Problem requirements:
Each entry should be quoted word for word, including every mark of punctuation.

The data:
## START
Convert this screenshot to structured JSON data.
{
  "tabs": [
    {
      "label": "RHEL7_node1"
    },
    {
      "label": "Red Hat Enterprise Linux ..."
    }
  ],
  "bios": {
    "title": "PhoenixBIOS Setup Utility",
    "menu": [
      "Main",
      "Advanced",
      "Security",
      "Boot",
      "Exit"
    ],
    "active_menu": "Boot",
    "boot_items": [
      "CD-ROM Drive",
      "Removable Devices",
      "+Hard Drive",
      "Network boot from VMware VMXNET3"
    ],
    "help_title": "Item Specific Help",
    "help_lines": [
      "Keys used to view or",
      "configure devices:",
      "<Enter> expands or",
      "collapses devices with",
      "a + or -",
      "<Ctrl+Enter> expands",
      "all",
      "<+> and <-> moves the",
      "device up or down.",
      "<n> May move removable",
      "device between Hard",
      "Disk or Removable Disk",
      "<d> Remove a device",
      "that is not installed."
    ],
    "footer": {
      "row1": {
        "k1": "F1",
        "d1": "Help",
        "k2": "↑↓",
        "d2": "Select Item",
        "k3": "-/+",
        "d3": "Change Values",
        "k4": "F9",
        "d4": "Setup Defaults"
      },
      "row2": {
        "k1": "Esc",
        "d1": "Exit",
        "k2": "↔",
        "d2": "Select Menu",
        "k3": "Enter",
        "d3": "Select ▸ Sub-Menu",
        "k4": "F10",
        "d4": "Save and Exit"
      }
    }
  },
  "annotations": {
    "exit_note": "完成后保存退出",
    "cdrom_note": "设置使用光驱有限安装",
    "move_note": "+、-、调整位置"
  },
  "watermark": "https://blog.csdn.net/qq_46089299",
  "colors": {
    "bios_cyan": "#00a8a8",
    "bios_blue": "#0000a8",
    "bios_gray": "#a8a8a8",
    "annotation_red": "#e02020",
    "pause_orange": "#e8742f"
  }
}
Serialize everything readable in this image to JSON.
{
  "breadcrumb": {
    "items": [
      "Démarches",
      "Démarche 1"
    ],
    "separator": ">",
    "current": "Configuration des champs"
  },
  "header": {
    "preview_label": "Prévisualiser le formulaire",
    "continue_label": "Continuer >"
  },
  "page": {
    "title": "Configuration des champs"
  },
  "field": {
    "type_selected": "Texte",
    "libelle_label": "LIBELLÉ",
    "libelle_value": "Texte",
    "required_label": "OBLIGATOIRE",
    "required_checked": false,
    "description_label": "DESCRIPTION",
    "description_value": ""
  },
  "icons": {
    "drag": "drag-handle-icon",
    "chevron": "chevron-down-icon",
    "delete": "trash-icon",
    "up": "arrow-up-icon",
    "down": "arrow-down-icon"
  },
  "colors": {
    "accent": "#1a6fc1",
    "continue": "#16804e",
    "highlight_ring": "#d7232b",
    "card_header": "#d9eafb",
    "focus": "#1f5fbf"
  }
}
## END
Reply:
Convert this screenshot to structured JSON data.
{
  "tabs": [
    {
      "label": "RHEL7_node1"
    },
    {
      "label": "Red Hat Enterprise Linux ..."
    }
  ],
  "bios": {
    "title": "PhoenixBIOS Setup Utility",
    "menu": [
      "Main",
      "Advanced",
      "Security",
      "Boot",
      "Exit"
    ],
    "active_menu": "Boot",
    "boot_items": [
      "CD-ROM Drive",
      "Removable Devices",
      "+Hard Drive",
      "Network boot from VMware VMXNET3"
    ],
    "help_title": "Item Specific Help",
    "help_lines": [
      "Keys used to view or",
      "configure devices:",
      "<Enter> expands or",
      "collapses devices with",
      "a + or -",
      "<Ctrl+Enter> expands",
      "all",
      "<+> and <-> moves the",
      "device up or down.",
      "<n> May move removable",
      "device between Hard",
      "Disk or Removable Disk",
      "<d> Remove a device",
      "that is not installed."
    ],
    "footer": {
      "row1": {
        "k1": "F1",
        "d1": "Help",
        "k2": "↑↓",
        "d2": "Select Item",
        "k3": "-/+",
        "d3": "Change Values",
        "k4": "F9",
        "d4": "Setup Defaults"
      },
      "row2": {
        "k1": "Esc",
        "d1": "Exit",
        "k2": "↔",
        "d2": "Select Menu",
        "k3": "Enter",
        "d3": "Select ▸ Sub-Menu",
        "k4": "F10",
        "d4": "Save and Exit"
      }
    }
  },
  "annotations": {
    "exit_note": "完成后保存退出",
    "cdrom_note": "设置使用光驱有限安装",
    "move_note": "+、-、调整位置"
  },
  "watermark": "https://blog.csdn.net/qq_46089299",
  "colors": {
    "bios_cyan": "#00a8a8",
    "bios_blue": "#0000a8",
    "bios_gray": "#a8a8a8",
    "annotation_red": "#e02020",
    "pause_orange": "#e8742f"
  }
}
Serialize everything readable in this image to JSON.
{
  "breadcrumb": {
    "items": [
      "Démarches",
      "Démarche 1"
    ],
    "separator": ">",
    "current": "Configuration des champs"
  },
  "header": {
    "preview_label": "Prévisualiser le formulaire",
    "continue_label": "Continuer >"
  },
  "page": {
    "title": "Configuration des champs"
  },
  "field": {
    "type_selected": "Texte",
    "libelle_label": "LIBELLÉ",
    "libelle_value": "Texte",
    "required_label": "OBLIGATOIRE",
    "required_checked": false,
    "description_label": "DESCRIPTION",
    "description_value": ""
  },
  "icons": {
    "drag": "drag-handle-icon",
    "chevron": "chevron-down-icon",
    "delete": "trash-icon",
    "up": "arrow-up-icon",
    "down": "arrow-down-icon"
  },
  "colors": {
    "accent": "#1a6fc1",
    "continue": "#16804e",
    "highlight_ring": "#d7232b",
    "card_header": "#d9eafb",
    "focus": "#1f5fbf"
  }
}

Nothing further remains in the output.